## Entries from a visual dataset
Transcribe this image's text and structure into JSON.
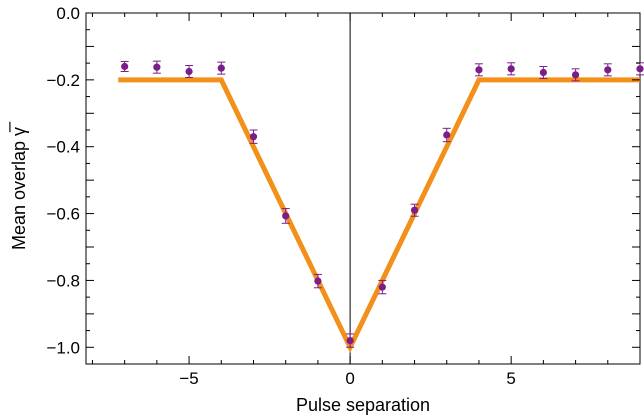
{
  "chart_data": {
    "type": "scatter",
    "xlabel": "Pulse separation",
    "ylabel": "Mean overlap γ̅",
    "xlim": [
      -8.2,
      9
    ],
    "ylim": [
      -1.05,
      0.0
    ],
    "xticks": [
      -5,
      0,
      5
    ],
    "xtick_labels": [
      "−5",
      "0",
      "5"
    ],
    "yticks": [
      0.0,
      -0.2,
      -0.4,
      -0.6,
      -0.8,
      -1.0
    ],
    "ytick_labels": [
      "0.0",
      "−0.2",
      "−0.4",
      "−0.6",
      "−0.8",
      "−1.0"
    ],
    "grid": false,
    "series": [
      {
        "kind": "points_with_errorbars",
        "color": "#7a1f8a",
        "x": [
          -7,
          -6,
          -5,
          -4,
          -3,
          -2,
          -1,
          0,
          1,
          2,
          3,
          4,
          5,
          6,
          7,
          8,
          9
        ],
        "y": [
          -0.16,
          -0.162,
          -0.175,
          -0.165,
          -0.37,
          -0.607,
          -0.802,
          -0.98,
          -0.82,
          -0.59,
          -0.365,
          -0.17,
          -0.167,
          -0.178,
          -0.185,
          -0.17,
          -0.167
        ],
        "err": [
          0.015,
          0.018,
          0.018,
          0.018,
          0.02,
          0.022,
          0.02,
          0.02,
          0.02,
          0.018,
          0.02,
          0.018,
          0.018,
          0.018,
          0.018,
          0.018,
          0.018
        ]
      },
      {
        "kind": "line",
        "color": "#f39019",
        "x": [
          -7.2,
          -4,
          0,
          4,
          9
        ],
        "y": [
          -0.2,
          -0.2,
          -1.0,
          -0.2,
          -0.2
        ]
      }
    ]
  }
}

## GIVEN PROBLEM
Using the material above, retype each entry exactly and omit the pictures.

## THE COMPLETED TASK
Transcribe this image's text and structure into JSON.
{
  "chart_data": {
    "type": "scatter",
    "xlabel": "Pulse separation",
    "ylabel": "Mean overlap γ̅",
    "xlim": [
      -8.2,
      9
    ],
    "ylim": [
      -1.05,
      0.0
    ],
    "xticks": [
      -5,
      0,
      5
    ],
    "xtick_labels": [
      "−5",
      "0",
      "5"
    ],
    "yticks": [
      0.0,
      -0.2,
      -0.4,
      -0.6,
      -0.8,
      -1.0
    ],
    "ytick_labels": [
      "0.0",
      "−0.2",
      "−0.4",
      "−0.6",
      "−0.8",
      "−1.0"
    ],
    "grid": false,
    "series": [
      {
        "kind": "points_with_errorbars",
        "color": "#7a1f8a",
        "x": [
          -7,
          -6,
          -5,
          -4,
          -3,
          -2,
          -1,
          0,
          1,
          2,
          3,
          4,
          5,
          6,
          7,
          8,
          9
        ],
        "y": [
          -0.16,
          -0.162,
          -0.175,
          -0.165,
          -0.37,
          -0.607,
          -0.802,
          -0.98,
          -0.82,
          -0.59,
          -0.365,
          -0.17,
          -0.167,
          -0.178,
          -0.185,
          -0.17,
          -0.167
        ],
        "err": [
          0.015,
          0.018,
          0.018,
          0.018,
          0.02,
          0.022,
          0.02,
          0.02,
          0.02,
          0.018,
          0.02,
          0.018,
          0.018,
          0.018,
          0.018,
          0.018,
          0.018
        ]
      },
      {
        "kind": "line",
        "color": "#f39019",
        "x": [
          -7.2,
          -4,
          0,
          4,
          9
        ],
        "y": [
          -0.2,
          -0.2,
          -1.0,
          -0.2,
          -0.2
        ]
      }
    ]
  }
}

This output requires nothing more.